= Professional wrestling in India =

Professional wrestling is a popular sport in India. The country has a rich history of professional wrestling and many professional wrestlers from India have worked around the world in various promotions.
International wrestling promotions such as WWE and TNA generate high television viewership and have a significant fan following in India.

==History==

In early 20th century Baksh Butt, known as The Great Gama, was a famous body builder, pehlwani wrestler and professional wrestler in India. Originally from Punjab, he began wrestling in 1895 at the age of 17 and won the world championship in 1910. He retired in 1929 after competing against opponents from India, Europe and the US. Other Indian wrestlers at this time included Raheem Bakhsh Sultani Wala, Jatindra Charan Guho and Tiger Daula.

Tiger Joginder Singh and Arjan Singh Das were the best professional wrestlers from India in their time, and worked in promotions in Singapore, Japan, USA in 1940s and 1950s.

Dara Singh was a notable Indian pro wrestler who won titles internationally. In the 1950s, he won the world championship against the world famous Emile Czaja, popularly known by his ring name King Kong. He also defeated world champion wrestler Lou Thesz of the US. Singh participated in almost 500 professional matches and remained undefeated in all of them, wrestling against George Gordienko of Canada, John da Silva of New Zealand and others.
In 2018 WWE honoured Dara Singh by inducting him into the WWE Hall of Fame Legacy.

> **Available data**:
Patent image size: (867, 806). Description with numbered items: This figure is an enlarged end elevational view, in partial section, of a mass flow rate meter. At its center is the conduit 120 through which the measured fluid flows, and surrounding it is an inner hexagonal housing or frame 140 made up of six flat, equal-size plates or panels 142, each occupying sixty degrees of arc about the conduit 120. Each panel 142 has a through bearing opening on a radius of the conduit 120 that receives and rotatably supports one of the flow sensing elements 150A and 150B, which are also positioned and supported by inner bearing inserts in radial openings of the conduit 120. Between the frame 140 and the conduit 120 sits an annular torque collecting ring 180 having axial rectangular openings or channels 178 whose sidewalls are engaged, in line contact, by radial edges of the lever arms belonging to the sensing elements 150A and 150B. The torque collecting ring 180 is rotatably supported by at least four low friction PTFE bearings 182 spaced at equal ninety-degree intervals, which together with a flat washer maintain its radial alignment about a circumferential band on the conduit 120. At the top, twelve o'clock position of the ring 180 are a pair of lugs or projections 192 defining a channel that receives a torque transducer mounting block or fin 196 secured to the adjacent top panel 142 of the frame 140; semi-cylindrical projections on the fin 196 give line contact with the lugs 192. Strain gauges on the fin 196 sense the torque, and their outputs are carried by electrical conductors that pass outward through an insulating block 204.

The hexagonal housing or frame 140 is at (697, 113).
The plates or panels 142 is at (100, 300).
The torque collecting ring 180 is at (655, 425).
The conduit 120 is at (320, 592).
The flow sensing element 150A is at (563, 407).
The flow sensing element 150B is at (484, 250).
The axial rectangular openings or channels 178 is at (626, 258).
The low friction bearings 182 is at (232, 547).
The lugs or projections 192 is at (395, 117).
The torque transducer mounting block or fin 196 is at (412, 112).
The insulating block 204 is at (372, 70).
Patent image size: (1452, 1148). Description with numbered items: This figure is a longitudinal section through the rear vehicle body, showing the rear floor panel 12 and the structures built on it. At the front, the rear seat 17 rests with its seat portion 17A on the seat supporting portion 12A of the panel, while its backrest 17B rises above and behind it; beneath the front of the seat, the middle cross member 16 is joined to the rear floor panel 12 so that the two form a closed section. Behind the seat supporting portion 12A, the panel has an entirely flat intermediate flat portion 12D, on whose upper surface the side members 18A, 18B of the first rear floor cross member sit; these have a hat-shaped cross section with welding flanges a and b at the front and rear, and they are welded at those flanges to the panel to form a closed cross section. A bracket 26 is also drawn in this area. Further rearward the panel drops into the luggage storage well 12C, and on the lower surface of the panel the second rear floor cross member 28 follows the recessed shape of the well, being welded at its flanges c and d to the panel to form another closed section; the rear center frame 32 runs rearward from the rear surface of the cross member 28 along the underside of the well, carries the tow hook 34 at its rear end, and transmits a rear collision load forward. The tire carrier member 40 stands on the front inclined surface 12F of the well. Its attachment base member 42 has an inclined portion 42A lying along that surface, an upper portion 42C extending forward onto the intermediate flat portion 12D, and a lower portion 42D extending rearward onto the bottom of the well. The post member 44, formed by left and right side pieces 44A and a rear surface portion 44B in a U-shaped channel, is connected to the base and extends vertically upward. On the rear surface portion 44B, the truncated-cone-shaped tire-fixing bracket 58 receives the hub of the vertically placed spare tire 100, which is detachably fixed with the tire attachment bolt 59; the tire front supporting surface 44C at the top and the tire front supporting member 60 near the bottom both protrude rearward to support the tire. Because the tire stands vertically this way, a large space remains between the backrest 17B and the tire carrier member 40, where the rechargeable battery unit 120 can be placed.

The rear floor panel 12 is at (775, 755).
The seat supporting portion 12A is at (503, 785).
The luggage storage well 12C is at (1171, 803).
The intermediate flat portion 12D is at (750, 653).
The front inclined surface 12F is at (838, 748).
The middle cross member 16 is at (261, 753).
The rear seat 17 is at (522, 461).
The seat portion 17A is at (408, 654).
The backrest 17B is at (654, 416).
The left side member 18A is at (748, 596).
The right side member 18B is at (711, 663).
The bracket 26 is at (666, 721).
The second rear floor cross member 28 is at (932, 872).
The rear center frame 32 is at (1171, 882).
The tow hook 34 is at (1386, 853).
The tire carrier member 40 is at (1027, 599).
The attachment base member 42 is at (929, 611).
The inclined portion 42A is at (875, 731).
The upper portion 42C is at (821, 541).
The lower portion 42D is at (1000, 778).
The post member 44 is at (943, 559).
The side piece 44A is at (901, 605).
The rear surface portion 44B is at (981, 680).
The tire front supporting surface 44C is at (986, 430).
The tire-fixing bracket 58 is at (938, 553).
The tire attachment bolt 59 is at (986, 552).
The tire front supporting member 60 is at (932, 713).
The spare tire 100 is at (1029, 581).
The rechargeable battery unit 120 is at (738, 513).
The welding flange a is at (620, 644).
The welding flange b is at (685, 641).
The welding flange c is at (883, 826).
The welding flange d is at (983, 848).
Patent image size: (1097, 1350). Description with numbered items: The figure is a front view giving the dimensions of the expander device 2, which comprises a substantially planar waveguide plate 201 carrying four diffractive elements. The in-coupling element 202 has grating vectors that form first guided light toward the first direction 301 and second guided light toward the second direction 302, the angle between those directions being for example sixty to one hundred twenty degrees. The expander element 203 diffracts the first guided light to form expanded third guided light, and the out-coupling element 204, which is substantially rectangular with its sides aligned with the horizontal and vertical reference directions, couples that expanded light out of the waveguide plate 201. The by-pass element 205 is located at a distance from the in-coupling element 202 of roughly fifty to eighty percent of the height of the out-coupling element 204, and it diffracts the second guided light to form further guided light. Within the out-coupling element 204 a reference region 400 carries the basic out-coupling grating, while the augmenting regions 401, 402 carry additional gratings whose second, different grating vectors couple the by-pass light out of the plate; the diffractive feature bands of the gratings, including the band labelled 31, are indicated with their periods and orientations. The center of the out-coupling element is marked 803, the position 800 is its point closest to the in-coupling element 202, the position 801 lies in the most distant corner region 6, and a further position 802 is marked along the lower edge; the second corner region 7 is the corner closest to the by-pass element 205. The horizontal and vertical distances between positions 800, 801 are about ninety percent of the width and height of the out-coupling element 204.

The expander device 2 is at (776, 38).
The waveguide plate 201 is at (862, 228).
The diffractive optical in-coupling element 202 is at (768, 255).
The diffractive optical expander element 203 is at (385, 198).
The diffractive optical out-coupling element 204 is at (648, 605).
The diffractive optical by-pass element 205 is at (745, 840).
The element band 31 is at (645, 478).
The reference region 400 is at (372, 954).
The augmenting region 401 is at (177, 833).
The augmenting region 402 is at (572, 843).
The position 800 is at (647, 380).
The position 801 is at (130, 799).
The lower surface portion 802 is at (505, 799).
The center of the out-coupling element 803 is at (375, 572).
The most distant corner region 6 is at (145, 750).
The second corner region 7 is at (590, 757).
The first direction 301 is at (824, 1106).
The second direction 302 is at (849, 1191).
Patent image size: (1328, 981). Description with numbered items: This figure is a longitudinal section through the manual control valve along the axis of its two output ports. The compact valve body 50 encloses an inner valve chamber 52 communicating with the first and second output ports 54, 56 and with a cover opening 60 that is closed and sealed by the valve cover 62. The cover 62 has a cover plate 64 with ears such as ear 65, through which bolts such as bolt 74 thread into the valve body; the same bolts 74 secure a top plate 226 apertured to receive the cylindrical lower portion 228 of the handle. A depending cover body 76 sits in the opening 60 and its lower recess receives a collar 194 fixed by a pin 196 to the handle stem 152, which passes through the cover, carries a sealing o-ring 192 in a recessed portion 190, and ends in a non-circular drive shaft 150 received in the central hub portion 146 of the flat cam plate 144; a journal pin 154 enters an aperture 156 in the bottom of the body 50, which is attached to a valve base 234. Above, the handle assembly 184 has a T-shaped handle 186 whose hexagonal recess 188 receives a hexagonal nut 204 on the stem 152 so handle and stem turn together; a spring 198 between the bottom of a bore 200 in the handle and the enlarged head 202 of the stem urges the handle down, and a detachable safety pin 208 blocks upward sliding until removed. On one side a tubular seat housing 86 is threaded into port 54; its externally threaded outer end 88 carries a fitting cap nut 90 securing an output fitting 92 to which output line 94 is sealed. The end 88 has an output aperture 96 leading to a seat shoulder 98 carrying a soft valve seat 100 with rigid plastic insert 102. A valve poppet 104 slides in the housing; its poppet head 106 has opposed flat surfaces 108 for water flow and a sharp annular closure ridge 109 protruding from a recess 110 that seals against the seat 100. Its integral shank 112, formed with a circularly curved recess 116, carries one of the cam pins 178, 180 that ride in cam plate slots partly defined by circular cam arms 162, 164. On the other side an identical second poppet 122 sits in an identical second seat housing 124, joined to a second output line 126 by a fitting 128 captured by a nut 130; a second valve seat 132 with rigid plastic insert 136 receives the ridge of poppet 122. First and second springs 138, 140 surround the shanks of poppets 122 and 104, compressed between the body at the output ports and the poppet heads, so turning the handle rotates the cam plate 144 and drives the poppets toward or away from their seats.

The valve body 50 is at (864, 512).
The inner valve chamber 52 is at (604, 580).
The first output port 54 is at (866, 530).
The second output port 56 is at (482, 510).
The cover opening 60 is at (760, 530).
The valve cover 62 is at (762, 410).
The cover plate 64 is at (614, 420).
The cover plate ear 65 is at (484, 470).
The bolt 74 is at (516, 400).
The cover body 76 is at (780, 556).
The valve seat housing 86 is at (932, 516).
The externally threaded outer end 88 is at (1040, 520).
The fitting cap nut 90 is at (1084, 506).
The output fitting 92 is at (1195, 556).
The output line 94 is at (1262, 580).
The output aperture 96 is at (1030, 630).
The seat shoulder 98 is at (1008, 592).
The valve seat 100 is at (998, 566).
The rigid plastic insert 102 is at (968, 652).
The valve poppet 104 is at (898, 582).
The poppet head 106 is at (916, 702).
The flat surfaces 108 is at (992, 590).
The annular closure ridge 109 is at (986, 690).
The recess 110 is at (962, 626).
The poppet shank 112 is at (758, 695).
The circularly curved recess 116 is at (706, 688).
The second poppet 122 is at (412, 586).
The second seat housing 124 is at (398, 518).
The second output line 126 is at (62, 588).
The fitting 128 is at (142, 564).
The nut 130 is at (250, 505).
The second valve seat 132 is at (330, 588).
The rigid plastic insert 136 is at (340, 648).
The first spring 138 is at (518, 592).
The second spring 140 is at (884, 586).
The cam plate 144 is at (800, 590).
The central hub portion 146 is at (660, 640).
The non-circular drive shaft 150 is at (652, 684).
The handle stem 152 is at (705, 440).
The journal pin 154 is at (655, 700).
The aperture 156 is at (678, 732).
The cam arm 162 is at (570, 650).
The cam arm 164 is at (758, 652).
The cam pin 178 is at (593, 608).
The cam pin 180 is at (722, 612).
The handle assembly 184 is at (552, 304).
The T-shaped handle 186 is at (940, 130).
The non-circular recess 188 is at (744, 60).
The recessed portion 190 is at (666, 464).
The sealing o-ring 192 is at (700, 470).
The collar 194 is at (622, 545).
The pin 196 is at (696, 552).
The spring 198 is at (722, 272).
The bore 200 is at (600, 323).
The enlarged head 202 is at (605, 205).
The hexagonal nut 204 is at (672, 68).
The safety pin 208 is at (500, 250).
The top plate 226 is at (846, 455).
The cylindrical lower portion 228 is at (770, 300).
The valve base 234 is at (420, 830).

> **To do**:
a) List every wrestler that the text on professional wrestling in India names as an opponent of Dara Singh.
b) According to the text on professional wrestling in India, in what year did The Great Gama win the world championship?
The lines above come from a different source than the text.

> **Answers for the exercise**:
a) Emile Czaja (King Kong), Lou Thesz, George Gordienko, John da Silva

b) 1910